▶ [GIVEN TASK]: Count the lines of the material below that contain the string "point", and give only the number.

Records from a collection
★ ★ ★ ★ ★

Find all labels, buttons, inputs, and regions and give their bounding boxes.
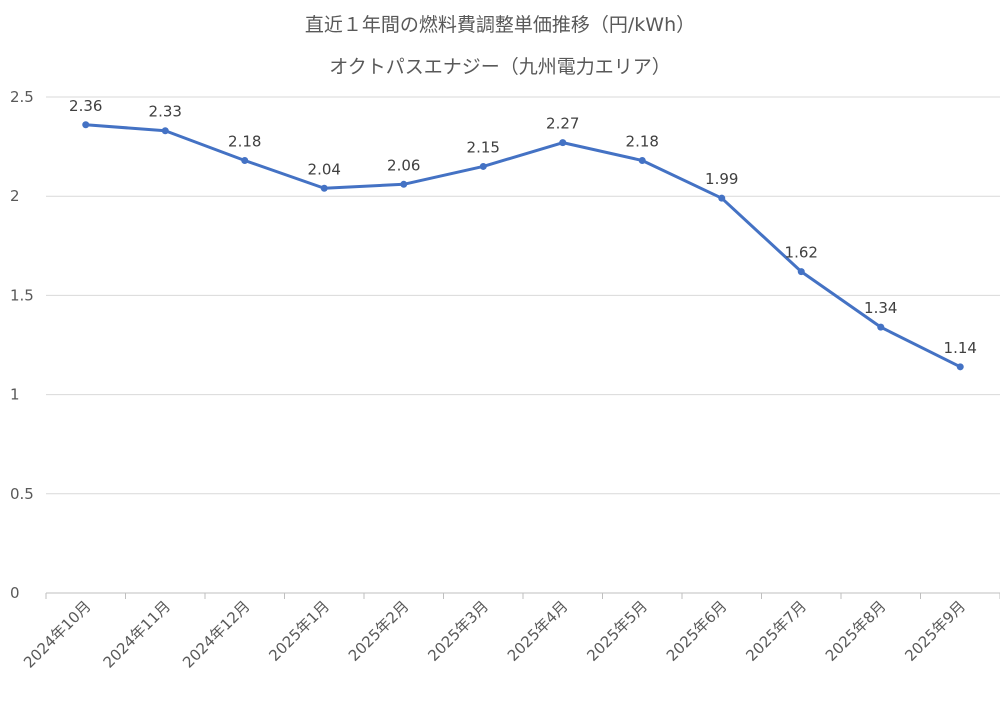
chart-title: 直近１年間の燃料費調整単価推移（円/kWh）	[304, 14, 696, 36]
data-point	[956, 363, 964, 371]
x-tick-label: 2025年9月	[901, 597, 969, 665]
data-point	[400, 180, 408, 188]
data-label: 2.06	[387, 156, 420, 174]
data-label: 2.18	[228, 132, 261, 150]
series-line	[85, 123, 961, 369]
x-tick-label: 2024年11月	[100, 597, 174, 671]
chart-subtitle: オクトパスエナジー（九州電力エリア）	[329, 56, 671, 78]
data-point	[320, 184, 328, 192]
data-label: 2.15	[467, 138, 500, 156]
data-point	[638, 156, 646, 164]
data-label: 2.36	[69, 97, 102, 115]
x-tick-label: 2025年3月	[424, 597, 492, 665]
y-tick-label: 2.5	[10, 88, 34, 106]
y-tick-label: 2	[10, 187, 20, 205]
data-label: 2.33	[149, 103, 182, 121]
x-tick-label: 2025年2月	[345, 597, 413, 665]
data-point	[479, 162, 487, 170]
x-tick-label: 2024年10月	[20, 597, 94, 671]
x-tick-label: 2025年4月	[504, 597, 572, 665]
data-point	[241, 156, 249, 164]
data-point	[877, 323, 885, 331]
data-point	[559, 139, 567, 147]
y-tick-label: 0	[10, 584, 20, 602]
x-tick-label: 2024年12月	[179, 597, 253, 671]
x-tick-label: 2025年7月	[742, 597, 810, 665]
y-tick-label: 1.5	[10, 286, 34, 304]
x-tick-label: 2025年5月	[583, 597, 651, 665]
data-point	[161, 127, 169, 135]
x-tick-label: 2025年6月	[663, 597, 731, 665]
data-label: 1.34	[864, 299, 897, 317]
y-tick-label: 0.5	[10, 485, 34, 503]
y-tick-label: 1	[10, 386, 20, 404]
data-label: 2.04	[308, 160, 341, 178]
data-label: 1.99	[705, 170, 738, 188]
data-label: 2.18	[626, 132, 659, 150]
x-tick-label: 2025年1月	[265, 597, 333, 665]
data-label: 2.27	[546, 115, 579, 133]
x-tick-label: 2025年8月	[822, 597, 890, 665]
data-point	[797, 268, 805, 276]
data-point	[718, 194, 726, 202]
data-label: 1.14	[944, 339, 977, 357]
data-point	[82, 121, 90, 129]
data-label: 1.62	[785, 244, 818, 262]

★ ★ ★ ★ ★

▶ [COMPLETED TASK]: 12